**Goal**. Write out every entry precisely as given, leaving the pictures out.

**Entries**.
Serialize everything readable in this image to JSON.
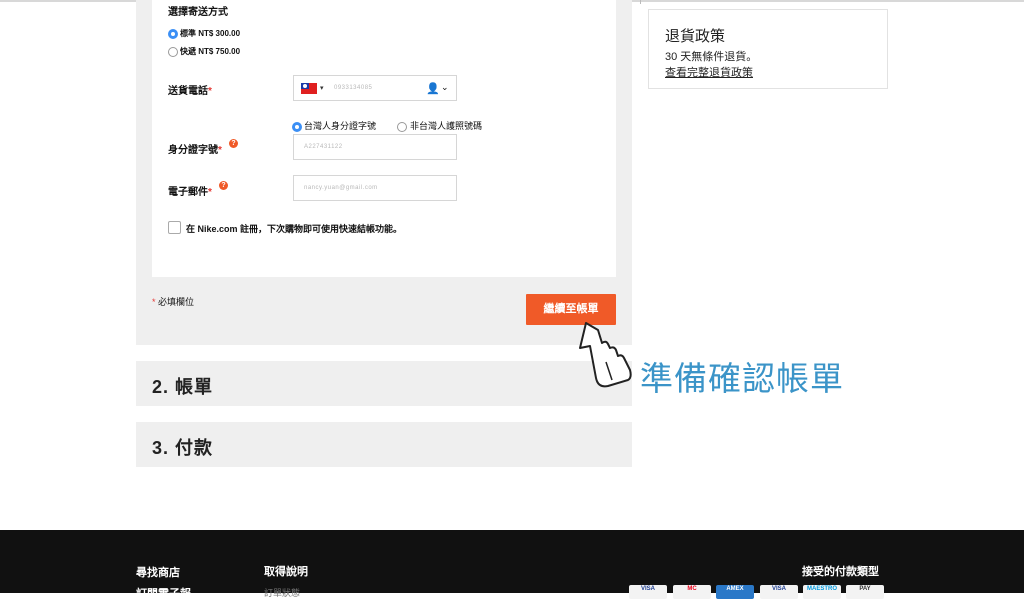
{
  "shipping": {
    "method_label": "選擇寄送方式",
    "options": [
      {
        "label": "標準 NT$ 300.00",
        "selected": true
      },
      {
        "label": "快遞 NT$ 750.00",
        "selected": false
      }
    ],
    "phone": {
      "label": "送貨電話",
      "required_mark": "*",
      "value": "0933134085"
    },
    "id_type": {
      "options": [
        {
          "label": "台灣人身分證字號",
          "selected": true
        },
        {
          "label": "非台灣人護照號碼",
          "selected": false
        }
      ]
    },
    "id_number": {
      "label": "身分證字號",
      "required_mark": "*",
      "value": "A227431122"
    },
    "email": {
      "label": "電子郵件",
      "required_mark": "*",
      "value": "nancy.yuan@gmail.com"
    },
    "register_checkbox_label": "在 Nike.com 註冊，下次購物即可使用快速結帳功能。",
    "required_note_star": "*",
    "required_note": "必填欄位",
    "continue_button": "繼續至帳單"
  },
  "sections": [
    {
      "label": "2. 帳單"
    },
    {
      "label": "3. 付款"
    }
  ],
  "return_policy": {
    "title": "退貨政策",
    "line": "30 天無條件退貨。",
    "link": "查看完整退貨政策"
  },
  "annotation": "準備確認帳單",
  "footer": {
    "col1": [
      "尋找商店",
      "訂閱電子報"
    ],
    "col2_title": "取得說明",
    "col2_item": "訂單狀態",
    "payments_title": "接受的付款類型",
    "cards": [
      {
        "name": "VISA",
        "bg": "#f3f3f3",
        "fg": "#1a3a8f"
      },
      {
        "name": "MC",
        "bg": "#f3f3f3",
        "fg": "#eb001b"
      },
      {
        "name": "AMEX",
        "bg": "#2a78c8",
        "fg": "#ffffff"
      },
      {
        "name": "VISA",
        "bg": "#f3f3f3",
        "fg": "#1a3a8f"
      },
      {
        "name": "MAESTRO",
        "bg": "#f3f3f3",
        "fg": "#0099df"
      },
      {
        "name": "PAY",
        "bg": "#f3f3f3",
        "fg": "#333333"
      }
    ]
  },
  "colors": {
    "accent": "#f05a28",
    "radio_selected": "#3b8ff5",
    "annotation": "#3b94c8",
    "footer_bg": "#111111"
  }
}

**Reply**.
Serialize everything readable in this image to JSON.
{
  "shipping": {
    "method_label": "選擇寄送方式",
    "options": [
      {
        "label": "標準 NT$ 300.00",
        "selected": true
      },
      {
        "label": "快遞 NT$ 750.00",
        "selected": false
      }
    ],
    "phone": {
      "label": "送貨電話",
      "required_mark": "*",
      "value": "0933134085"
    },
    "id_type": {
      "options": [
        {
          "label": "台灣人身分證字號",
          "selected": true
        },
        {
          "label": "非台灣人護照號碼",
          "selected": false
        }
      ]
    },
    "id_number": {
      "label": "身分證字號",
      "required_mark": "*",
      "value": "A227431122"
    },
    "email": {
      "label": "電子郵件",
      "required_mark": "*",
      "value": "nancy.yuan@gmail.com"
    },
    "register_checkbox_label": "在 Nike.com 註冊，下次購物即可使用快速結帳功能。",
    "required_note_star": "*",
    "required_note": "必填欄位",
    "continue_button": "繼續至帳單"
  },
  "sections": [
    {
      "label": "2. 帳單"
    },
    {
      "label": "3. 付款"
    }
  ],
  "return_policy": {
    "title": "退貨政策",
    "line": "30 天無條件退貨。",
    "link": "查看完整退貨政策"
  },
  "annotation": "準備確認帳單",
  "footer": {
    "col1": [
      "尋找商店",
      "訂閱電子報"
    ],
    "col2_title": "取得說明",
    "col2_item": "訂單狀態",
    "payments_title": "接受的付款類型",
    "cards": [
      {
        "name": "VISA",
        "bg": "#f3f3f3",
        "fg": "#1a3a8f"
      },
      {
        "name": "MC",
        "bg": "#f3f3f3",
        "fg": "#eb001b"
      },
      {
        "name": "AMEX",
        "bg": "#2a78c8",
        "fg": "#ffffff"
      },
      {
        "name": "VISA",
        "bg": "#f3f3f3",
        "fg": "#1a3a8f"
      },
      {
        "name": "MAESTRO",
        "bg": "#f3f3f3",
        "fg": "#0099df"
      },
      {
        "name": "PAY",
        "bg": "#f3f3f3",
        "fg": "#333333"
      }
    ]
  },
  "colors": {
    "accent": "#f05a28",
    "radio_selected": "#3b8ff5",
    "annotation": "#3b94c8",
    "footer_bg": "#111111"
  }
}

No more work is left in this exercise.